Dataset content Start Marker

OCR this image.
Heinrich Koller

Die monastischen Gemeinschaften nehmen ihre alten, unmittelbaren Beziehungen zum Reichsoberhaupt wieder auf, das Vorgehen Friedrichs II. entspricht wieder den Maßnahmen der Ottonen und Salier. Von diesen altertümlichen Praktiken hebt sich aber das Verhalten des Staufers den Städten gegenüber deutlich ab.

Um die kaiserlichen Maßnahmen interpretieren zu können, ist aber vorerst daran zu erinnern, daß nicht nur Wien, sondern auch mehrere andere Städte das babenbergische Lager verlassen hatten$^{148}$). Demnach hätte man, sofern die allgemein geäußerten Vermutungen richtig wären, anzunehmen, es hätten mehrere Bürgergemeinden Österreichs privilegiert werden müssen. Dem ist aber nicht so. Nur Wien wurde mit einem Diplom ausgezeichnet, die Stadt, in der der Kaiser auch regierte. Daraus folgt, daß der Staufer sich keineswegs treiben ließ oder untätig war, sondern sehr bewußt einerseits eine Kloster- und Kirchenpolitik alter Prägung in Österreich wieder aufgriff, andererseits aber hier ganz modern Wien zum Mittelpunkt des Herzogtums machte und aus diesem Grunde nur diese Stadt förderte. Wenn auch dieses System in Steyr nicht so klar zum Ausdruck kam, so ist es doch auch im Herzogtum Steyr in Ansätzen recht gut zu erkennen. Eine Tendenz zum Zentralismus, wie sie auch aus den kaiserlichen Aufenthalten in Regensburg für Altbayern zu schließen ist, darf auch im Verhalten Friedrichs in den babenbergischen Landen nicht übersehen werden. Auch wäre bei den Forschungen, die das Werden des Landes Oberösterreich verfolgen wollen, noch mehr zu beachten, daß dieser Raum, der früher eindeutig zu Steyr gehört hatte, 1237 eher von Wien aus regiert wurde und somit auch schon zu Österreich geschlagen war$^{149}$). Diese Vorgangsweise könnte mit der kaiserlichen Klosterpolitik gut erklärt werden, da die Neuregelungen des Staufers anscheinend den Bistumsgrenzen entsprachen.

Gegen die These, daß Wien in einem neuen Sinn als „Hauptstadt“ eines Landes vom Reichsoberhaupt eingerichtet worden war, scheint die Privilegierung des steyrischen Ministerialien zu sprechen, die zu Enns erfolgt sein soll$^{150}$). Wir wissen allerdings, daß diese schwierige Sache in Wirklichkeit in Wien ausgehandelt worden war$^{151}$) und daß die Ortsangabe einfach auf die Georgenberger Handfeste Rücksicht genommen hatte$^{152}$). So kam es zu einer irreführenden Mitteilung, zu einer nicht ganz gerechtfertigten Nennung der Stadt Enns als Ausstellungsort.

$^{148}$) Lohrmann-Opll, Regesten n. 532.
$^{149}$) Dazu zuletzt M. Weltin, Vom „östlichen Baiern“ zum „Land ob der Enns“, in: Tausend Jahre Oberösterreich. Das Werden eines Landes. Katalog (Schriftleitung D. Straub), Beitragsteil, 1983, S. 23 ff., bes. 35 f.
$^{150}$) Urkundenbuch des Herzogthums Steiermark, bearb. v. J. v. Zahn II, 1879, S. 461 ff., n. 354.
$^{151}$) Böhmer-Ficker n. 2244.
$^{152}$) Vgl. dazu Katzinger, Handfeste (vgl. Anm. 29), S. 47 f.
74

Dataset content End Marker

* Activity
All records above must be printed again, exactly.

* Finished exercise
OCR this image.
Heinrich Koller

Die monastischen Gemeinschaften nehmen ihre alten, unmittelbaren Beziehungen zum Reichsoberhaupt wieder auf, das Vorgehen Friedrichs II. entspricht wieder den Maßnahmen der Ottonen und Salier. Von diesen altertümlichen Praktiken hebt sich aber das Verhalten des Staufers den Städten gegenüber deutlich ab.

Um die kaiserlichen Maßnahmen interpretieren zu können, ist aber vorerst daran zu erinnern, daß nicht nur Wien, sondern auch mehrere andere Städte das babenbergische Lager verlassen hatten$^{148}$). Demnach hätte man, sofern die allgemein geäußerten Vermutungen richtig wären, anzunehmen, es hätten mehrere Bürgergemeinden Österreichs privilegiert werden müssen. Dem ist aber nicht so. Nur Wien wurde mit einem Diplom ausgezeichnet, die Stadt, in der der Kaiser auch regierte. Daraus folgt, daß der Staufer sich keineswegs treiben ließ oder untätig war, sondern sehr bewußt einerseits eine Kloster- und Kirchenpolitik alter Prägung in Österreich wieder aufgriff, andererseits aber hier ganz modern Wien zum Mittelpunkt des Herzogtums machte und aus diesem Grunde nur diese Stadt förderte. Wenn auch dieses System in Steyr nicht so klar zum Ausdruck kam, so ist es doch auch im Herzogtum Steyr in Ansätzen recht gut zu erkennen. Eine Tendenz zum Zentralismus, wie sie auch aus den kaiserlichen Aufenthalten in Regensburg für Altbayern zu schließen ist, darf auch im Verhalten Friedrichs in den babenbergischen Landen nicht übersehen werden. Auch wäre bei den Forschungen, die das Werden des Landes Oberösterreich verfolgen wollen, noch mehr zu beachten, daß dieser Raum, der früher eindeutig zu Steyr gehört hatte, 1237 eher von Wien aus regiert wurde und somit auch schon zu Österreich geschlagen war$^{149}$). Diese Vorgangsweise könnte mit der kaiserlichen Klosterpolitik gut erklärt werden, da die Neuregelungen des Staufers anscheinend den Bistumsgrenzen entsprachen.

Gegen die These, daß Wien in einem neuen Sinn als „Hauptstadt“ eines Landes vom Reichsoberhaupt eingerichtet worden war, scheint die Privilegierung des steyrischen Ministerialien zu sprechen, die zu Enns erfolgt sein soll$^{150}$). Wir wissen allerdings, daß diese schwierige Sache in Wirklichkeit in Wien ausgehandelt worden war$^{151}$) und daß die Ortsangabe einfach auf die Georgenberger Handfeste Rücksicht genommen hatte$^{152}$). So kam es zu einer irreführenden Mitteilung, zu einer nicht ganz gerechtfertigten Nennung der Stadt Enns als Ausstellungsort.

$^{148}$) Lohrmann-Opll, Regesten n. 532.
$^{149}$) Dazu zuletzt M. Weltin, Vom „östlichen Baiern“ zum „Land ob der Enns“, in: Tausend Jahre Oberösterreich. Das Werden eines Landes. Katalog (Schriftleitung D. Straub), Beitragsteil, 1983, S. 23 ff., bes. 35 f.
$^{150}$) Urkundenbuch des Herzogthums Steiermark, bearb. v. J. v. Zahn II, 1879, S. 461 ff., n. 354.
$^{151}$) Böhmer-Ficker n. 2244.
$^{152}$) Vgl. dazu Katzinger, Handfeste (vgl. Anm. 29), S. 47 f.
74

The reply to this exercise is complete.